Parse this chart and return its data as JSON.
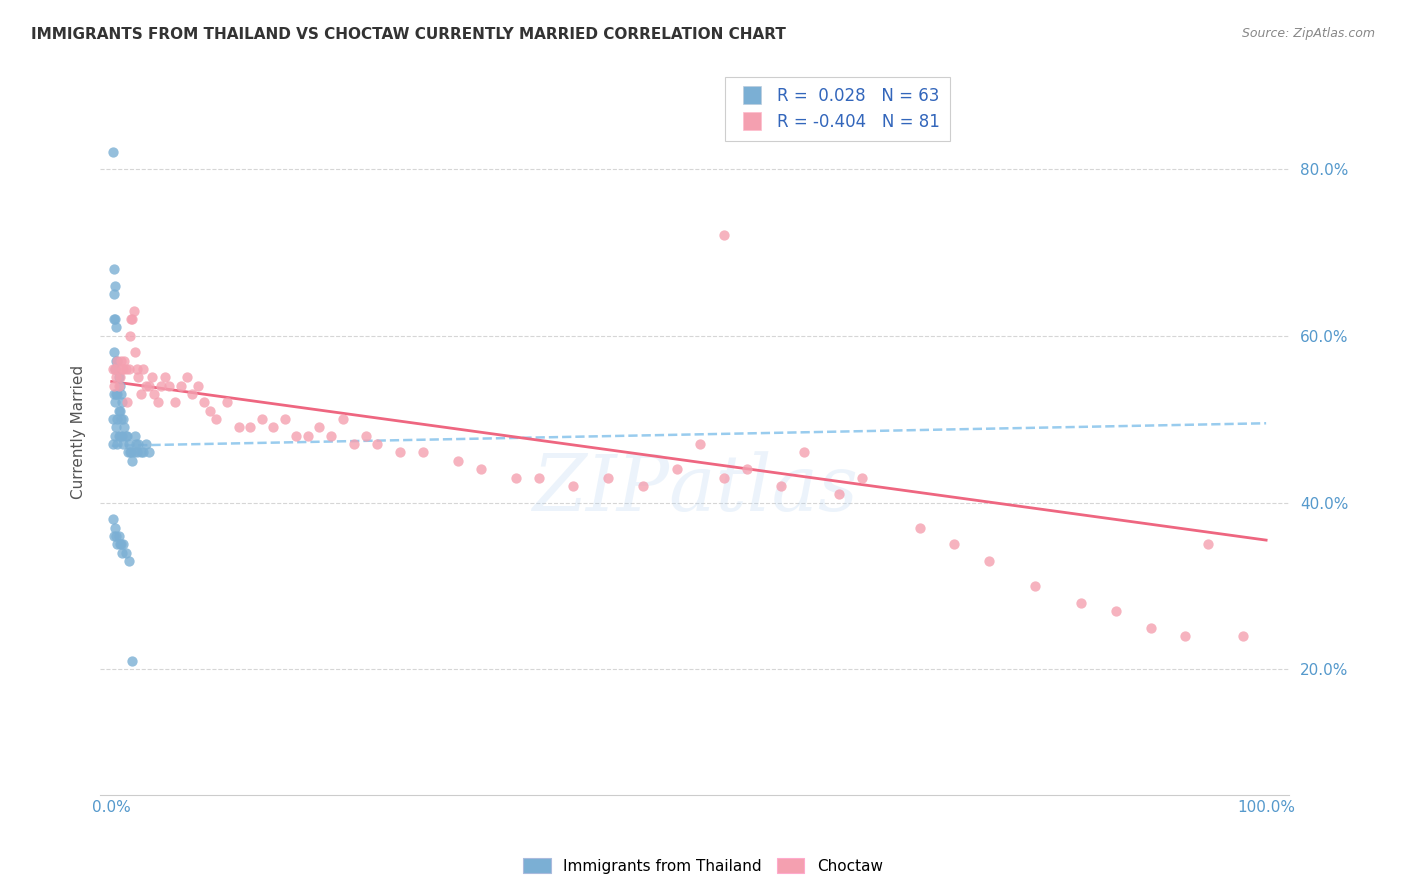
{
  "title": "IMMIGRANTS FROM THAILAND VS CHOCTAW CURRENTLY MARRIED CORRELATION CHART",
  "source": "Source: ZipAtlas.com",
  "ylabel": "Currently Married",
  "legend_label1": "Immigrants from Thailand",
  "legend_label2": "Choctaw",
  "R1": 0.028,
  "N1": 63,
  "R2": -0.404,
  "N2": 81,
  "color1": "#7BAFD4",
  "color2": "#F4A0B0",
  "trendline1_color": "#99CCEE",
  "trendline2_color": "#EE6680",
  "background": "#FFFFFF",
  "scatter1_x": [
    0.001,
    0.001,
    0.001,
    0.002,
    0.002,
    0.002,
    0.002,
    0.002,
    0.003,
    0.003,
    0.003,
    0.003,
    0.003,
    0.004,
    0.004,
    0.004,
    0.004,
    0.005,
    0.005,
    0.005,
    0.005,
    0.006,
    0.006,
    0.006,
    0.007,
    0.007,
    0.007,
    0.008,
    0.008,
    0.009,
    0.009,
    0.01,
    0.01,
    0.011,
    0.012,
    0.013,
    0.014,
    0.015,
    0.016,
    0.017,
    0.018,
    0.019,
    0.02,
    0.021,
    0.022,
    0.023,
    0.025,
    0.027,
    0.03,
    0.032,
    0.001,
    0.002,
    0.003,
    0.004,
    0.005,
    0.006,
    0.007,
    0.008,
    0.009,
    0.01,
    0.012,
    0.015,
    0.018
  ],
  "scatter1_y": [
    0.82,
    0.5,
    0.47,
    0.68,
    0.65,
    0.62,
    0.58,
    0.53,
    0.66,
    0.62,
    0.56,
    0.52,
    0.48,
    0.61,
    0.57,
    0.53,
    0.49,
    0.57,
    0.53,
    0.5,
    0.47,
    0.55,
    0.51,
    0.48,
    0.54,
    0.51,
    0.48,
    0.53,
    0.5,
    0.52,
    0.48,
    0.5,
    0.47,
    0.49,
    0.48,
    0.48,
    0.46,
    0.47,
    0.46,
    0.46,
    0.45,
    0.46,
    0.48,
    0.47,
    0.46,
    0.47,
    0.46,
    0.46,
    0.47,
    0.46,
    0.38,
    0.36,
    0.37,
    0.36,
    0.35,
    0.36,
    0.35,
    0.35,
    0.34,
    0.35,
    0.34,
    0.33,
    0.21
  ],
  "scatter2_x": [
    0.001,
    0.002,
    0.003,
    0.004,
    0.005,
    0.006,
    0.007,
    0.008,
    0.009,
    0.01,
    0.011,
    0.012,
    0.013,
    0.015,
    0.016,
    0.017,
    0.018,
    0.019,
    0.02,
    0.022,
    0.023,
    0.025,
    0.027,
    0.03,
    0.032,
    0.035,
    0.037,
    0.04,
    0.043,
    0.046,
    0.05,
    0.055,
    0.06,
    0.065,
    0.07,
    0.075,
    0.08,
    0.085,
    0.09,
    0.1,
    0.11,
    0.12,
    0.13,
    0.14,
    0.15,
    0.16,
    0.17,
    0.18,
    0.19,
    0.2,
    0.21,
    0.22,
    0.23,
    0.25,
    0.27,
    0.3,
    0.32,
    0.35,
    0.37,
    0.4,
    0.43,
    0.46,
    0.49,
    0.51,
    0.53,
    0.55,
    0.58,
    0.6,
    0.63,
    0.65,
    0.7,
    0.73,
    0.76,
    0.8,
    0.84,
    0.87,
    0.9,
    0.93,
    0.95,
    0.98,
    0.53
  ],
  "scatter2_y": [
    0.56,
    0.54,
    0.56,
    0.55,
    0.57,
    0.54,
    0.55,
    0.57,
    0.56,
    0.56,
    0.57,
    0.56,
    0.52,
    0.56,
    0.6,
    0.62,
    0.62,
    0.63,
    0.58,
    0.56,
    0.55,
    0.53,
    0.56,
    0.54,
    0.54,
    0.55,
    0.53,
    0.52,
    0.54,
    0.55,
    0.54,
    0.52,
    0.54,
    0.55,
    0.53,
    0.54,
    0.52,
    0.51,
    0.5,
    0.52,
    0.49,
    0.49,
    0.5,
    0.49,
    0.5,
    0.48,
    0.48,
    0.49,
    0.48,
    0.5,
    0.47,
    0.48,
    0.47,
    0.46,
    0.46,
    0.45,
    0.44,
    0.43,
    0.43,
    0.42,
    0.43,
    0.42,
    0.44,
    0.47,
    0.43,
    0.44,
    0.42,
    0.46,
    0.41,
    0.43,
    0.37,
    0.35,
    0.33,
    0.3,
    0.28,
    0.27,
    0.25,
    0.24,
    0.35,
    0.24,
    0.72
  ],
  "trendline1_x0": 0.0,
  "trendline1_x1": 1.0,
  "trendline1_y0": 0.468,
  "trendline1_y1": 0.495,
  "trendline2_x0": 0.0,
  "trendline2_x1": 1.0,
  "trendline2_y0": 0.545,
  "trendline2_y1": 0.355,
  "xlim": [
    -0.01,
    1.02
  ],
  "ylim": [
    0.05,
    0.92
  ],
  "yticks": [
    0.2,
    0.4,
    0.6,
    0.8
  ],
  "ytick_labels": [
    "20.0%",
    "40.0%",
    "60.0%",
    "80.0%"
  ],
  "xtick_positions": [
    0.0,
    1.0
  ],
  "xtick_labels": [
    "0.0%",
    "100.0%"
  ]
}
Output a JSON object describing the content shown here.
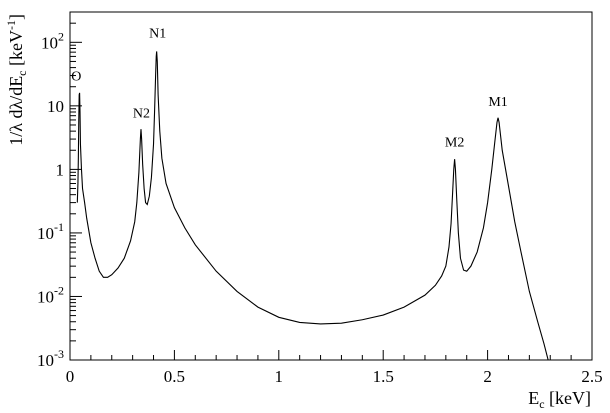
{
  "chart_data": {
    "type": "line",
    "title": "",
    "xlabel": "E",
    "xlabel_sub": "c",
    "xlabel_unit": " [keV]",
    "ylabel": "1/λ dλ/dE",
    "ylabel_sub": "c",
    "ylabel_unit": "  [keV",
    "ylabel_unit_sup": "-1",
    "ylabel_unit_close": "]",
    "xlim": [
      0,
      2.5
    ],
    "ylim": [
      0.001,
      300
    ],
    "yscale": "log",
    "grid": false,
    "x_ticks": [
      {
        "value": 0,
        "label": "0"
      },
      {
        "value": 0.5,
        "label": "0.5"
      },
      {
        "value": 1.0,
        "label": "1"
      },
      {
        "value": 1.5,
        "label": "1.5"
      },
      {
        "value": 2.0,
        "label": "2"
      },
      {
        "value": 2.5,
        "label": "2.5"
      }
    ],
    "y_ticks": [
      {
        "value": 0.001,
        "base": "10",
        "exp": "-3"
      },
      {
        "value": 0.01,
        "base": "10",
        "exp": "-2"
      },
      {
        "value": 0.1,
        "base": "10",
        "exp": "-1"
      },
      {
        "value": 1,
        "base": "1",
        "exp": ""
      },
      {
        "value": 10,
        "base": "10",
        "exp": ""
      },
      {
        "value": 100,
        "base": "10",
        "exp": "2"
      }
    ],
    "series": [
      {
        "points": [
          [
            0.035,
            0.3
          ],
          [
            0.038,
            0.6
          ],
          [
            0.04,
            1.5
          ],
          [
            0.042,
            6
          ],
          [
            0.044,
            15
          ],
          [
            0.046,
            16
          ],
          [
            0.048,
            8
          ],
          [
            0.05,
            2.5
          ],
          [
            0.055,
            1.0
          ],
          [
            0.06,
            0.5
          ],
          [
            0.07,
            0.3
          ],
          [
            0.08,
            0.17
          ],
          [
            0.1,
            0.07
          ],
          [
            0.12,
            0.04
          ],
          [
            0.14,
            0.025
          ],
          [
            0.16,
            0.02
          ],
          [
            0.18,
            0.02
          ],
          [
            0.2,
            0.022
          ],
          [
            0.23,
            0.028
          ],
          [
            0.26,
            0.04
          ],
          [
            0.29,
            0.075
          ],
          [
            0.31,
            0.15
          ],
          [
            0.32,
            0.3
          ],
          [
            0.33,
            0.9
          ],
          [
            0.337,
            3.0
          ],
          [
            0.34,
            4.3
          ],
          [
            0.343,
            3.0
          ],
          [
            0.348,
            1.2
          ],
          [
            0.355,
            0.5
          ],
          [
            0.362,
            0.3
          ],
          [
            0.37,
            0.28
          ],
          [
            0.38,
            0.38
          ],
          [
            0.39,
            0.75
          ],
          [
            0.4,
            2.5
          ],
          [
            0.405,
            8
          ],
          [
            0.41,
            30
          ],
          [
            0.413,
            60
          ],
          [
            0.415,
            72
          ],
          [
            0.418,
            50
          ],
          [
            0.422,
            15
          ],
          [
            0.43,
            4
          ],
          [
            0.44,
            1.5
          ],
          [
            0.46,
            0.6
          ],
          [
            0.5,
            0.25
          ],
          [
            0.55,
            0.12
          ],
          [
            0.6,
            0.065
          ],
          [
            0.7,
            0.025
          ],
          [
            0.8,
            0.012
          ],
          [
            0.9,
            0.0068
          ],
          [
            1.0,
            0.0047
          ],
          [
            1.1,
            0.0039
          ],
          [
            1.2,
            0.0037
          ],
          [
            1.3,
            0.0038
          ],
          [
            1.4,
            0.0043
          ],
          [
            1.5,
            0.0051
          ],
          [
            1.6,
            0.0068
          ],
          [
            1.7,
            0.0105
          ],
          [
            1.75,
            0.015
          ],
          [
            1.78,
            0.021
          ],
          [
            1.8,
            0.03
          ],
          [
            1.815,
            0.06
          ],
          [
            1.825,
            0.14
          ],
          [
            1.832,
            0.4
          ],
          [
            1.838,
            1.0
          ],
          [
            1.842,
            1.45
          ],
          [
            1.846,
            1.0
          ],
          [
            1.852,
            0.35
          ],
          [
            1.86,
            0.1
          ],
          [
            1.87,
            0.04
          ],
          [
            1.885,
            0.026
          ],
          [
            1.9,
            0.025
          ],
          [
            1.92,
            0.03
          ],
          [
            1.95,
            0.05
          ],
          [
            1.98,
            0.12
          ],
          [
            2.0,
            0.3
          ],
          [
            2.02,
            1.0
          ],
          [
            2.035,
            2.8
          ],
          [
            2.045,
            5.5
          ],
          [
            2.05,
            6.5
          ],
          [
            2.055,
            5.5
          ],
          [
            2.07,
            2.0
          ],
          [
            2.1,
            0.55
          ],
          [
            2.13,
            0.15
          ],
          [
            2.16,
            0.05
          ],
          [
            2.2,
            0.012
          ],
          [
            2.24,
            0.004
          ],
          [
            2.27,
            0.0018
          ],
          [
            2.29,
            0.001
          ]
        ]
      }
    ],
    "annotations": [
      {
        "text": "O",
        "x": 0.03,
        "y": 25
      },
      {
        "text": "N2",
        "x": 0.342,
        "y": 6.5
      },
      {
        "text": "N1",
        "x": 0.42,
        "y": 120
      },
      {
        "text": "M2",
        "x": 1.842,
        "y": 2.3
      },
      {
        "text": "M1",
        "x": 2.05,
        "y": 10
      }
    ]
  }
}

Task -
Look through the entries above; copy every line holding the string "value".

Result of this task -
        "value": 0,
        "value": 0.5,
        "value": 1.0,
        "value": 1.5,
        "value": 2.0,
        "value": 2.5,
        "value": 0.001,
        "value": 0.01,
        "value": 0.1,
        "value": 1,
        "value": 10,
        "value": 100,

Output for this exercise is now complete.